- Stated goal
Give the number of lines in the listing below that include the word "lisan", with nothing more.

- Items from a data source
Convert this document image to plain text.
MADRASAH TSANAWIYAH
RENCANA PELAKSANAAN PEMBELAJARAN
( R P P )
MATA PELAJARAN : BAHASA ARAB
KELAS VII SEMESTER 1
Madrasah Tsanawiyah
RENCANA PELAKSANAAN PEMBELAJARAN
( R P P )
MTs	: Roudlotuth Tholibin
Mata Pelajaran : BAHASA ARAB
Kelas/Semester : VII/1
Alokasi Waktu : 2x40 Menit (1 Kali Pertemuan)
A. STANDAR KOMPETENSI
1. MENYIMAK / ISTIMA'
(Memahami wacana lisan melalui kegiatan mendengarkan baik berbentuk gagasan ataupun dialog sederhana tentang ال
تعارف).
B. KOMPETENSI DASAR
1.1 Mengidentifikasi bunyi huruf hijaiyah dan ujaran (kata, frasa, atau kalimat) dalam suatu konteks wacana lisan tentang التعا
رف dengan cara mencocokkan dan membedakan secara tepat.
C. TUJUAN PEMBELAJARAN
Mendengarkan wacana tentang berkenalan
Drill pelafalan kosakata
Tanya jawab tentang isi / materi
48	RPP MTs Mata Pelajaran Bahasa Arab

- Response below
2